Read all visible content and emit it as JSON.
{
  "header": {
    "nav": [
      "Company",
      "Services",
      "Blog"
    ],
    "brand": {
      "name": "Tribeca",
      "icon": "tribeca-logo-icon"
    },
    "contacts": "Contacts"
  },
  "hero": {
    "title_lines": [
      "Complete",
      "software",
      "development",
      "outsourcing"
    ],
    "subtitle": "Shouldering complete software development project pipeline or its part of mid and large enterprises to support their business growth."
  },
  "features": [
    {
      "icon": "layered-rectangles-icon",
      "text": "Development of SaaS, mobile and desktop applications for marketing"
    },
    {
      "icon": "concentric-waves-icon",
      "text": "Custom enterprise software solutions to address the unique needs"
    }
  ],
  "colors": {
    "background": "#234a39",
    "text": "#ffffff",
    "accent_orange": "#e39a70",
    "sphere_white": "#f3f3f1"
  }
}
######
Write the material out again in its entirety, exactly as shown.

• **Output of the exercise**
Read all visible content and emit it as JSON.
{
  "header": {
    "nav": [
      "Company",
      "Services",
      "Blog"
    ],
    "brand": {
      "name": "Tribeca",
      "icon": "tribeca-logo-icon"
    },
    "contacts": "Contacts"
  },
  "hero": {
    "title_lines": [
      "Complete",
      "software",
      "development",
      "outsourcing"
    ],
    "subtitle": "Shouldering complete software development project pipeline or its part of mid and large enterprises to support their business growth."
  },
  "features": [
    {
      "icon": "layered-rectangles-icon",
      "text": "Development of SaaS, mobile and desktop applications for marketing"
    },
    {
      "icon": "concentric-waves-icon",
      "text": "Custom enterprise software solutions to address the unique needs"
    }
  ],
  "colors": {
    "background": "#234a39",
    "text": "#ffffff",
    "accent_orange": "#e39a70",
    "sphere_white": "#f3f3f1"
  }
}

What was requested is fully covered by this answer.